Extracted data entries
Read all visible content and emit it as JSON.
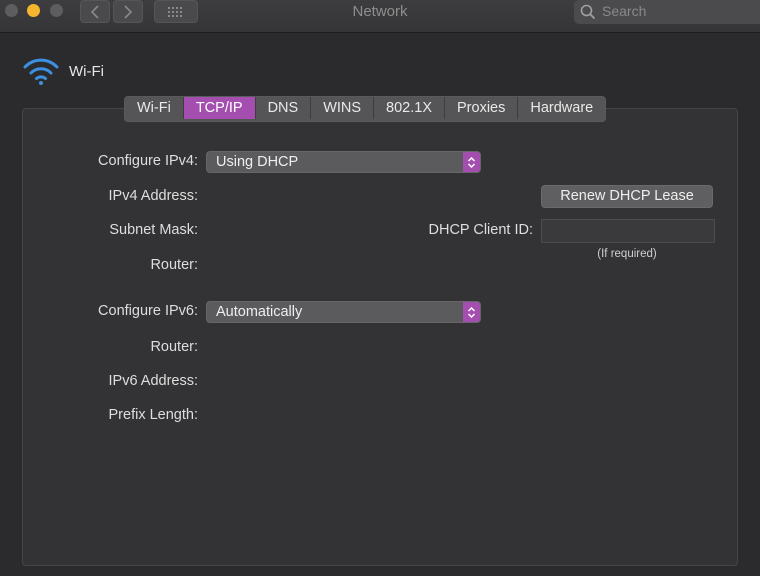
{
  "window": {
    "title": "Network"
  },
  "search": {
    "placeholder": "Search"
  },
  "interface": {
    "name": "Wi-Fi",
    "icon": "wifi-icon"
  },
  "tabs": [
    {
      "label": "Wi-Fi",
      "active": false
    },
    {
      "label": "TCP/IP",
      "active": true
    },
    {
      "label": "DNS",
      "active": false
    },
    {
      "label": "WINS",
      "active": false
    },
    {
      "label": "802.1X",
      "active": false
    },
    {
      "label": "Proxies",
      "active": false
    },
    {
      "label": "Hardware",
      "active": false
    }
  ],
  "ipv4": {
    "configure_label": "Configure IPv4:",
    "configure_value": "Using DHCP",
    "address_label": "IPv4 Address:",
    "subnet_label": "Subnet Mask:",
    "router_label": "Router:"
  },
  "dhcp": {
    "renew_label": "Renew DHCP Lease",
    "client_id_label": "DHCP Client ID:",
    "client_id_value": "",
    "hint": "(If required)"
  },
  "ipv6": {
    "configure_label": "Configure IPv6:",
    "configure_value": "Automatically",
    "router_label": "Router:",
    "address_label": "IPv6 Address:",
    "prefix_label": "Prefix Length:"
  },
  "colors": {
    "accent": "#a44fb0",
    "background": "#2b2b2d",
    "minimize": "#f5b52f"
  }
}
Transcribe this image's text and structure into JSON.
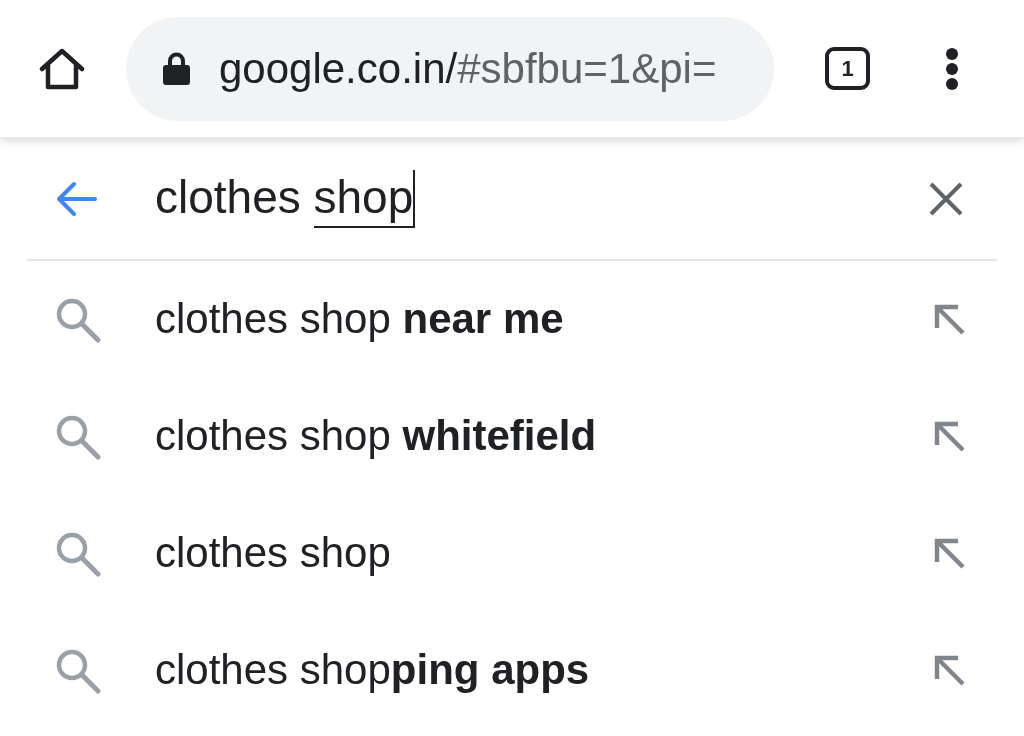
{
  "toolbar": {
    "address_bar": {
      "secure": true,
      "host": "google.co.in/",
      "path": "#sbfbu=1&pi="
    },
    "tab_count": "1"
  },
  "search": {
    "query_parts": [
      {
        "text": "clothes",
        "composing": false
      },
      {
        "text": "shop",
        "composing": true
      }
    ]
  },
  "suggestions": [
    {
      "text": "clothes shop **near me**"
    },
    {
      "text": "clothes shop **whitefield**"
    },
    {
      "text": "clothes shop"
    },
    {
      "text": "clothes shop**ping apps**"
    }
  ]
}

** Written exercise **
Quote the data above in full, leaving out the pictures it holds.

** Correct response **
Read all visible content and emit it as JSON.
{
  "window": {
    "title": "Network"
  },
  "search": {
    "placeholder": "Search"
  },
  "interface": {
    "name": "Wi-Fi",
    "icon": "wifi-icon"
  },
  "tabs": [
    {
      "label": "Wi-Fi",
      "active": false
    },
    {
      "label": "TCP/IP",
      "active": true
    },
    {
      "label": "DNS",
      "active": false
    },
    {
      "label": "WINS",
      "active": false
    },
    {
      "label": "802.1X",
      "active": false
    },
    {
      "label": "Proxies",
      "active": false
    },
    {
      "label": "Hardware",
      "active": false
    }
  ],
  "ipv4": {
    "configure_label": "Configure IPv4:",
    "configure_value": "Using DHCP",
    "address_label": "IPv4 Address:",
    "subnet_label": "Subnet Mask:",
    "router_label": "Router:"
  },
  "dhcp": {
    "renew_label": "Renew DHCP Lease",
    "client_id_label": "DHCP Client ID:",
    "client_id_value": "",
    "hint": "(If required)"
  },
  "ipv6": {
    "configure_label": "Configure IPv6:",
    "configure_value": "Automatically",
    "router_label": "Router:",
    "address_label": "IPv6 Address:",
    "prefix_label": "Prefix Length:"
  },
  "colors": {
    "accent": "#a44fb0",
    "background": "#2b2b2d",
    "minimize": "#f5b52f"
  }
}
Transcribe this image's text and structure into JSON.
{
  "toolbar": {
    "address_bar": {
      "secure": true,
      "host": "google.co.in/",
      "path": "#sbfbu=1&pi="
    },
    "tab_count": "1"
  },
  "search": {
    "query_parts": [
      {
        "text": "clothes",
        "composing": false
      },
      {
        "text": "shop",
        "composing": true
      }
    ]
  },
  "suggestions": [
    {
      "text": "clothes shop **near me**"
    },
    {
      "text": "clothes shop **whitefield**"
    },
    {
      "text": "clothes shop"
    },
    {
      "text": "clothes shop**ping apps**"
    }
  ]
}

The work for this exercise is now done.